Aim of the exercise =>
Lines containing "FUTURES" are to be counted. Report the count alone.

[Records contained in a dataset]
------
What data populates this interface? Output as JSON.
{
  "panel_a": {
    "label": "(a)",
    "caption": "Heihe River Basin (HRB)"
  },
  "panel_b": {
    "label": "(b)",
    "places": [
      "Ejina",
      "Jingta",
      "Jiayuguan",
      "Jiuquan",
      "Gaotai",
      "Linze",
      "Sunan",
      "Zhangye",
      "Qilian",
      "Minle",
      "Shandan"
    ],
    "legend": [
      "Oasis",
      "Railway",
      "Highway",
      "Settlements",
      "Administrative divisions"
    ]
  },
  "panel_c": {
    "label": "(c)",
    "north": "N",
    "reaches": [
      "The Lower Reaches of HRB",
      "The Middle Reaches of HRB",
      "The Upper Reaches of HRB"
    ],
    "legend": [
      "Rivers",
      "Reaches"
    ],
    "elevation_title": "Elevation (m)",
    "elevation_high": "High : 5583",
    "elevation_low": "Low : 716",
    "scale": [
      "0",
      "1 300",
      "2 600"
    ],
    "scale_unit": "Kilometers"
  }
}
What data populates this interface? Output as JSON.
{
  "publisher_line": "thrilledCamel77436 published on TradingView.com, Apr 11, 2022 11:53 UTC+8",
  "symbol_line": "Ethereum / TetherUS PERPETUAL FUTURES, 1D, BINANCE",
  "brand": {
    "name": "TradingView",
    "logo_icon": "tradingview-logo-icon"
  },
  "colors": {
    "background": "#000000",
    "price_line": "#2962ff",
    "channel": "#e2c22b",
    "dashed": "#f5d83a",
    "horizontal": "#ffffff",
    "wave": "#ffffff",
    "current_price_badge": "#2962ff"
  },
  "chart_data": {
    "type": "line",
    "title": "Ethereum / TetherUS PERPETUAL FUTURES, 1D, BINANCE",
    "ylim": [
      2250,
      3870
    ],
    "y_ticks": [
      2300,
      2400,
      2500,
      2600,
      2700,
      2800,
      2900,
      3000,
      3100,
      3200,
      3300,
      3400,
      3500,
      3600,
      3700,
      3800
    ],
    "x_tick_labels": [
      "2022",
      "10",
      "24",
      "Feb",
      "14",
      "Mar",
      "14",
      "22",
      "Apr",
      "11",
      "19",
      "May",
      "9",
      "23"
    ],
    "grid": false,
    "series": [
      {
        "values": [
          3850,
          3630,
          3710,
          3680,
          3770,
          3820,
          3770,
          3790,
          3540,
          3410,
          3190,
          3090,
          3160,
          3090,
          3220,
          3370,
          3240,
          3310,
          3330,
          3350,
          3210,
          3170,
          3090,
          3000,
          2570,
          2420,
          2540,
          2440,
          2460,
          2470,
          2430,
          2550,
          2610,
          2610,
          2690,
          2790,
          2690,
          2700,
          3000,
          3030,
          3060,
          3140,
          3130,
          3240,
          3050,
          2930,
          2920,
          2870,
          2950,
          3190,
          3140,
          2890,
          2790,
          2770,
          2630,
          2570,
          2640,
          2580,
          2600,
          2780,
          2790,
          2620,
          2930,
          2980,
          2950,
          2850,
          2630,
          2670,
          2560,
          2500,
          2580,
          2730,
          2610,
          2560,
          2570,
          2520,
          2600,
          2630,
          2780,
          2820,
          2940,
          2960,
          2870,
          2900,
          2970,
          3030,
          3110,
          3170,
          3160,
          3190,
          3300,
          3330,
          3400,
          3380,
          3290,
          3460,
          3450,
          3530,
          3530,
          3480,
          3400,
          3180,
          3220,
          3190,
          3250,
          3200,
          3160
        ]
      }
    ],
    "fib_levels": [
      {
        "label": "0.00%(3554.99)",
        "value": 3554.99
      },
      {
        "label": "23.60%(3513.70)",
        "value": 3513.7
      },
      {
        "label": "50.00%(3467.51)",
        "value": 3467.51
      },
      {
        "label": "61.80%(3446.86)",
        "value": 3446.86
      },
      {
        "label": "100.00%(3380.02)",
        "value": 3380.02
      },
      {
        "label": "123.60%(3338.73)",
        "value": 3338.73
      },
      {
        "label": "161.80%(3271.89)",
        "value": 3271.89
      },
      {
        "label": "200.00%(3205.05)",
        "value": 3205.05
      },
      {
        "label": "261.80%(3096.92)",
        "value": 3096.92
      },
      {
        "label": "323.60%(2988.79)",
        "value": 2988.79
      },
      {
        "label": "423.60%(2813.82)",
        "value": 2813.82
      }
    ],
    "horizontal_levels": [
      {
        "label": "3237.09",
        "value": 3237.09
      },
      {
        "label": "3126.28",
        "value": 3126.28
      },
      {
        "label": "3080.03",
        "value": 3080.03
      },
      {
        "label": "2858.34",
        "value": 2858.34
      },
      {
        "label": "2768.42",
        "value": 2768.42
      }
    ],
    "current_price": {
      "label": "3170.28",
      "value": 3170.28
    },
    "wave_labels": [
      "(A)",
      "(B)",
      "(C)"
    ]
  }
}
------
Problem solution =>
2